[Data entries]
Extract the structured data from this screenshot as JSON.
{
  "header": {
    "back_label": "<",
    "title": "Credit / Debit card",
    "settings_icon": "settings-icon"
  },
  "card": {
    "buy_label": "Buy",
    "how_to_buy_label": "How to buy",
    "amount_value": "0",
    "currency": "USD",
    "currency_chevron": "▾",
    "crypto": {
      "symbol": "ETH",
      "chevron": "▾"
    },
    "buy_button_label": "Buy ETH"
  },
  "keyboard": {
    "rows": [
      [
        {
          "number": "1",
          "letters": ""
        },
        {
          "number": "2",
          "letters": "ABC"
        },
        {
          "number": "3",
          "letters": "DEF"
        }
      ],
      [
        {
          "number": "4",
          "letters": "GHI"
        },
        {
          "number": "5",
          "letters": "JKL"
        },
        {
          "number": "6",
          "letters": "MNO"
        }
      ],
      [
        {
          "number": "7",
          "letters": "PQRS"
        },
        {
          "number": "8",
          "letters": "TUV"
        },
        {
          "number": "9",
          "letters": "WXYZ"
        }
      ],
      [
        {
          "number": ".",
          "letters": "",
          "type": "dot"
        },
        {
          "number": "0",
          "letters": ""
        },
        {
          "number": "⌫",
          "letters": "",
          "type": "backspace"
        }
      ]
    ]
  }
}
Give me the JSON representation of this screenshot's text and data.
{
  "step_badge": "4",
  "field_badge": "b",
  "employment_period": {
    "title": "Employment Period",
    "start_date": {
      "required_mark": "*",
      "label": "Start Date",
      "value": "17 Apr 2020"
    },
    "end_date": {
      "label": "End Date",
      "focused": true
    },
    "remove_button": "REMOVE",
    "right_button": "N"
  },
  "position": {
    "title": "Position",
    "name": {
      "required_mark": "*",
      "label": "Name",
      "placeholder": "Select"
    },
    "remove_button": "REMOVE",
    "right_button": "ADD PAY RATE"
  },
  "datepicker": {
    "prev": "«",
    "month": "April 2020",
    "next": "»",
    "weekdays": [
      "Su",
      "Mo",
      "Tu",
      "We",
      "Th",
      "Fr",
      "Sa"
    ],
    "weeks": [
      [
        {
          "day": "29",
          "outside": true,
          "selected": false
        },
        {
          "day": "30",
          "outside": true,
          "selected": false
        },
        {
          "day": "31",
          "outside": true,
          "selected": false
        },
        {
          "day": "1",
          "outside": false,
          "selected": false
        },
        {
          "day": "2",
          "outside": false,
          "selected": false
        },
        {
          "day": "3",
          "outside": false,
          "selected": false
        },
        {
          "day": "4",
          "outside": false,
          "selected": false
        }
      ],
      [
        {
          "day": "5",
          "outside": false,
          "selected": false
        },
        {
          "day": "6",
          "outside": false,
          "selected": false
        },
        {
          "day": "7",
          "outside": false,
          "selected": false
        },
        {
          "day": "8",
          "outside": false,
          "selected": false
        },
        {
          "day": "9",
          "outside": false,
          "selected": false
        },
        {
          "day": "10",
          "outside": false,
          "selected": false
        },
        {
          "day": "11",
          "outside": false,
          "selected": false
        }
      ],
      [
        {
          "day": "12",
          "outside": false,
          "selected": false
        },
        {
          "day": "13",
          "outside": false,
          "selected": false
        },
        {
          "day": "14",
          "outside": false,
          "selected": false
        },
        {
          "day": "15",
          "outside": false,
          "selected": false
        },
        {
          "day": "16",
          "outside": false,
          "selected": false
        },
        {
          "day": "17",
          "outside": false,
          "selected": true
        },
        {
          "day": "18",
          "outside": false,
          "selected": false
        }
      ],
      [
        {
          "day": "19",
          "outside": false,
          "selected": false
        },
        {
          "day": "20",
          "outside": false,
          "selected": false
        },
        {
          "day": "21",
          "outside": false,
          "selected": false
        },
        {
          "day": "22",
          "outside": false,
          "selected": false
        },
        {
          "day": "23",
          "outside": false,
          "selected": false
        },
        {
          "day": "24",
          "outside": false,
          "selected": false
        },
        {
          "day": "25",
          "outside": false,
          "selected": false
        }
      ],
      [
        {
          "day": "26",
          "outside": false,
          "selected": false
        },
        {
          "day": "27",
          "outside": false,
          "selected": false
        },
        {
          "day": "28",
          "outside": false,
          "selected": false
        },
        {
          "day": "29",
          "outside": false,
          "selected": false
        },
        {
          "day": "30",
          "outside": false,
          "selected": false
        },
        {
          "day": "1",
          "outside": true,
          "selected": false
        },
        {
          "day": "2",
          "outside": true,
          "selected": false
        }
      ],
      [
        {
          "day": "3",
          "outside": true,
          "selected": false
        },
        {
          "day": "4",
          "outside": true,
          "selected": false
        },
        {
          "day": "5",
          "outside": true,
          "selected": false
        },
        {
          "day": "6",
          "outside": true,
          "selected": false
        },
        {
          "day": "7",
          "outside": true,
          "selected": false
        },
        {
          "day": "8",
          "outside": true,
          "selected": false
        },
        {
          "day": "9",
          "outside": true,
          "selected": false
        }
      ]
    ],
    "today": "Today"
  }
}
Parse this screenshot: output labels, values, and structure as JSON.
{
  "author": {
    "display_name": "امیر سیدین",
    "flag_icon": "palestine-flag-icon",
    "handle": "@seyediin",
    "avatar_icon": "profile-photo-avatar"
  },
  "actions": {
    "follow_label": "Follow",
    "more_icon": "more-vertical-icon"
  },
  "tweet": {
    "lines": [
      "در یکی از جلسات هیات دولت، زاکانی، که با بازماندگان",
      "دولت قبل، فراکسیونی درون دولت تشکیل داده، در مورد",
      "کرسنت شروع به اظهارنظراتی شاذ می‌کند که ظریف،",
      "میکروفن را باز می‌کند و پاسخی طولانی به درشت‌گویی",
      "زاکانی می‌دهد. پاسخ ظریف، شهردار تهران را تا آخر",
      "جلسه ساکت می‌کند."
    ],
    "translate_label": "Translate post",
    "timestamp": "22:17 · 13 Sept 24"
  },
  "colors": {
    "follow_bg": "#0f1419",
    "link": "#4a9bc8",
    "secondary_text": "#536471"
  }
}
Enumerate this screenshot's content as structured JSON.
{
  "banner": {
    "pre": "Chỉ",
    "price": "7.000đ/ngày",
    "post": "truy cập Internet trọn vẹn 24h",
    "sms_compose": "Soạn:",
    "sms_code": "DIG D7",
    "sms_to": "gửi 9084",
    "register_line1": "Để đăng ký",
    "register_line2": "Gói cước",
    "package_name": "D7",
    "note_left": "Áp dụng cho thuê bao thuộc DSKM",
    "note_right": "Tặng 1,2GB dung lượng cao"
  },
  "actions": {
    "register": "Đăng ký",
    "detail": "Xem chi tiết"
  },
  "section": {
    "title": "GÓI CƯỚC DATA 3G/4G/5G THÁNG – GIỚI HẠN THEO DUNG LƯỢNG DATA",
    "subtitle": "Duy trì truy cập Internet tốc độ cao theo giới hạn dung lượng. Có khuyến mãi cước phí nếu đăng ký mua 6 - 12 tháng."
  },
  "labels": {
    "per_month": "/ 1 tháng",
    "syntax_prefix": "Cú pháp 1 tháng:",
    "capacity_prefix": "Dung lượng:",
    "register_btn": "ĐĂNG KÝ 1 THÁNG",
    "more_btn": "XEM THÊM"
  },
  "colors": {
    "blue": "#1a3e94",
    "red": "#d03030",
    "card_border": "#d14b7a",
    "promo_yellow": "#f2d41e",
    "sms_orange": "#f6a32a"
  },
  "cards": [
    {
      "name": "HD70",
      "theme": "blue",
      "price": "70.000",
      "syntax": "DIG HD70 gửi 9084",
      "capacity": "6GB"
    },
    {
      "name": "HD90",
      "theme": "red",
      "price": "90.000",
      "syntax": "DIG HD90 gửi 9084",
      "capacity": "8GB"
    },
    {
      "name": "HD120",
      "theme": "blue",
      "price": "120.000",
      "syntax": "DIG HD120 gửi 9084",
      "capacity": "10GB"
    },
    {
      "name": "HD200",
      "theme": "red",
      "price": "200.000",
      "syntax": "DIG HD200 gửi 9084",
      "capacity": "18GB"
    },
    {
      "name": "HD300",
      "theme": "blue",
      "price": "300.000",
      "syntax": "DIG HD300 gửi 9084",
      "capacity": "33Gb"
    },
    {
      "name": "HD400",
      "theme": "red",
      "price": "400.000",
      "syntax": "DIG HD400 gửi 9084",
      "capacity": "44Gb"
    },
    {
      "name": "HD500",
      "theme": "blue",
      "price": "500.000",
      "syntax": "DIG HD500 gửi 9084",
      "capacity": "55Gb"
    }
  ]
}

→ EXERCISE GOAL: Transcribe exactly, and only, the lines from the one bearing "Enumerate this screenshot's" through the last line of the entries, counting both.

→ RESULT OF THIS EXERCISE:
Enumerate this screenshot's content as structured JSON.
{
  "banner": {
    "pre": "Chỉ",
    "price": "7.000đ/ngày",
    "post": "truy cập Internet trọn vẹn 24h",
    "sms_compose": "Soạn:",
    "sms_code": "DIG D7",
    "sms_to": "gửi 9084",
    "register_line1": "Để đăng ký",
    "register_line2": "Gói cước",
    "package_name": "D7",
    "note_left": "Áp dụng cho thuê bao thuộc DSKM",
    "note_right": "Tặng 1,2GB dung lượng cao"
  },
  "actions": {
    "register": "Đăng ký",
    "detail": "Xem chi tiết"
  },
  "section": {
    "title": "GÓI CƯỚC DATA 3G/4G/5G THÁNG – GIỚI HẠN THEO DUNG LƯỢNG DATA",
    "subtitle": "Duy trì truy cập Internet tốc độ cao theo giới hạn dung lượng. Có khuyến mãi cước phí nếu đăng ký mua 6 - 12 tháng."
  },
  "labels": {
    "per_month": "/ 1 tháng",
    "syntax_prefix": "Cú pháp 1 tháng:",
    "capacity_prefix": "Dung lượng:",
    "register_btn": "ĐĂNG KÝ 1 THÁNG",
    "more_btn": "XEM THÊM"
  },
  "colors": {
    "blue": "#1a3e94",
    "red": "#d03030",
    "card_border": "#d14b7a",
    "promo_yellow": "#f2d41e",
    "sms_orange": "#f6a32a"
  },
  "cards": [
    {
      "name": "HD70",
      "theme": "blue",
      "price": "70.000",
      "syntax": "DIG HD70 gửi 9084",
      "capacity": "6GB"
    },
    {
      "name": "HD90",
      "theme": "red",
      "price": "90.000",
      "syntax": "DIG HD90 gửi 9084",
      "capacity": "8GB"
    },
    {
      "name": "HD120",
      "theme": "blue",
      "price": "120.000",
      "syntax": "DIG HD120 gửi 9084",
      "capacity": "10GB"
    },
    {
      "name": "HD200",
      "theme": "red",
      "price": "200.000",
      "syntax": "DIG HD200 gửi 9084",
      "capacity": "18GB"
    },
    {
      "name": "HD300",
      "theme": "blue",
      "price": "300.000",
      "syntax": "DIG HD300 gửi 9084",
      "capacity": "33Gb"
    },
    {
      "name": "HD400",
      "theme": "red",
      "price": "400.000",
      "syntax": "DIG HD400 gửi 9084",
      "capacity": "44Gb"
    },
    {
      "name": "HD500",
      "theme": "blue",
      "price": "500.000",
      "syntax": "DIG HD500 gửi 9084",
      "capacity": "55Gb"
    }
  ]
}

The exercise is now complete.